Extracted data entries:
--

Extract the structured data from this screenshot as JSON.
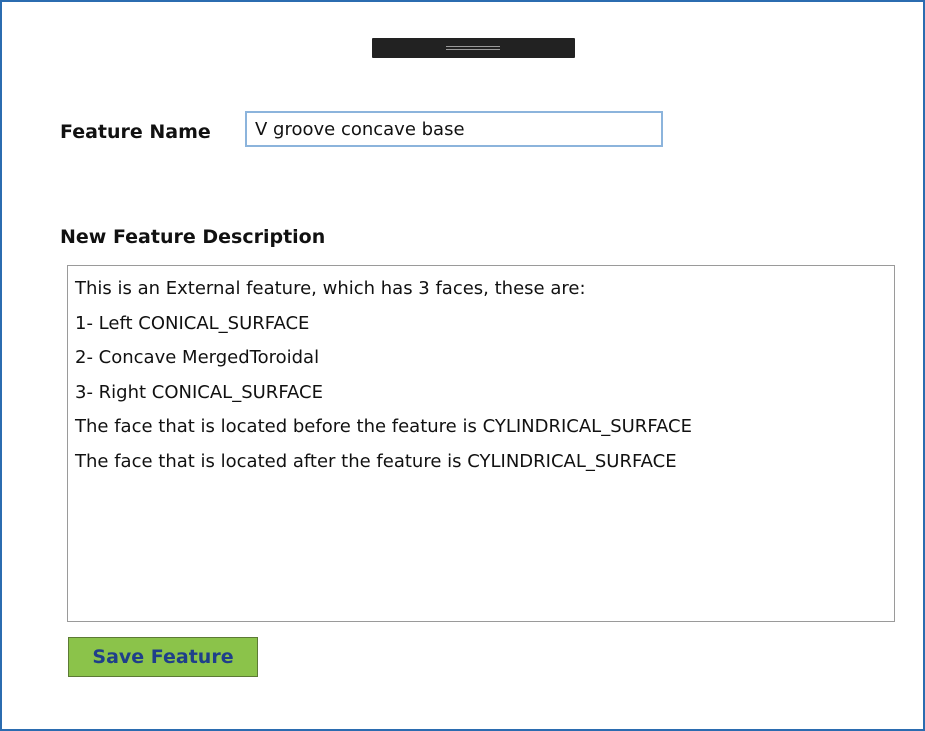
{
  "form": {
    "feature_name_label": "Feature Name",
    "feature_name_value": "V groove concave base",
    "description_label": "New Feature Description",
    "description_lines": [
      "This is an External feature, which has 3 faces, these are:",
      "1- Left CONICAL_SURFACE",
      "2- Concave MergedToroidal",
      "3- Right CONICAL_SURFACE",
      "The face that is located before the feature is CYLINDRICAL_SURFACE",
      "The face that is located after the feature is CYLINDRICAL_SURFACE"
    ],
    "save_label": "Save Feature"
  },
  "colors": {
    "window_border": "#2b6cb0",
    "save_button_bg": "#8bc34a",
    "save_button_text": "#1f3f8a",
    "input_border": "#8cb4dc",
    "drag_handle": "#222222"
  }
}
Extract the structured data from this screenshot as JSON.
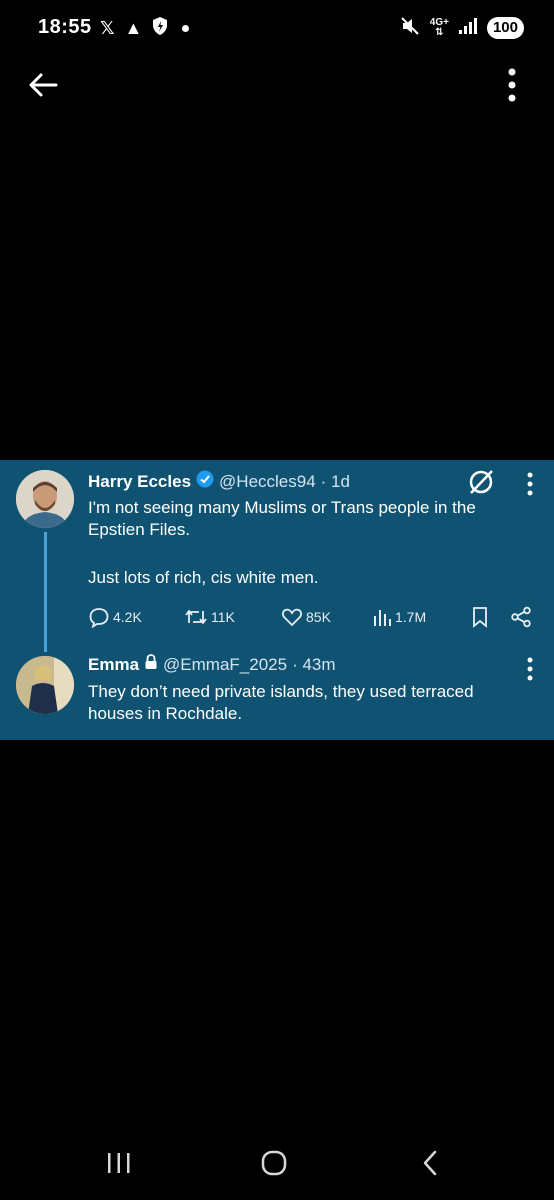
{
  "status_bar": {
    "time": "18:55",
    "network": "4G+",
    "battery": "100"
  },
  "tweet": {
    "author_name": "Harry Eccles",
    "handle": "@Heccles94",
    "time": "· 1d",
    "verified": true,
    "text_line1": "I'm not seeing many Muslims or Trans people in the Epstien Files.",
    "text_line2": "Just lots of rich, cis white men.",
    "stats": {
      "replies": "4.2K",
      "reposts": "11K",
      "likes": "85K",
      "views": "1.7M"
    }
  },
  "reply": {
    "author_name": "Emma",
    "handle": "@EmmaF_2025",
    "time": "· 43m",
    "protected": true,
    "text": "They don’t need private islands, they used terraced houses in Rochdale."
  },
  "colors": {
    "card_background": "#0f5272",
    "thread_line": "#4aa2d8",
    "verified_badge": "#1d9bf0"
  }
}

--

SHORT PROBLEM
Without the pictures, reproduce every line of the records above exactly.

ANSWER FOR THE TASK
Extract the structured data from this screenshot as JSON.
{
  "form": {
    "feature_name_label": "Feature Name",
    "feature_name_value": "V groove concave base",
    "description_label": "New Feature Description",
    "description_lines": [
      "This is an External feature, which has 3 faces, these are:",
      "1- Left CONICAL_SURFACE",
      "2- Concave MergedToroidal",
      "3- Right CONICAL_SURFACE",
      "The face that is located before the feature is CYLINDRICAL_SURFACE",
      "The face that is located after the feature is CYLINDRICAL_SURFACE"
    ],
    "save_label": "Save Feature"
  },
  "colors": {
    "window_border": "#2b6cb0",
    "save_button_bg": "#8bc34a",
    "save_button_text": "#1f3f8a",
    "input_border": "#8cb4dc",
    "drag_handle": "#222222"
  }
}
Extract the structured data from this screenshot as JSON.
{
  "status_bar": {
    "time": "18:55",
    "network": "4G+",
    "battery": "100"
  },
  "tweet": {
    "author_name": "Harry Eccles",
    "handle": "@Heccles94",
    "time": "· 1d",
    "verified": true,
    "text_line1": "I'm not seeing many Muslims or Trans people in the Epstien Files.",
    "text_line2": "Just lots of rich, cis white men.",
    "stats": {
      "replies": "4.2K",
      "reposts": "11K",
      "likes": "85K",
      "views": "1.7M"
    }
  },
  "reply": {
    "author_name": "Emma",
    "handle": "@EmmaF_2025",
    "time": "· 43m",
    "protected": true,
    "text": "They don’t need private islands, they used terraced houses in Rochdale."
  },
  "colors": {
    "card_background": "#0f5272",
    "thread_line": "#4aa2d8",
    "verified_badge": "#1d9bf0"
  }
}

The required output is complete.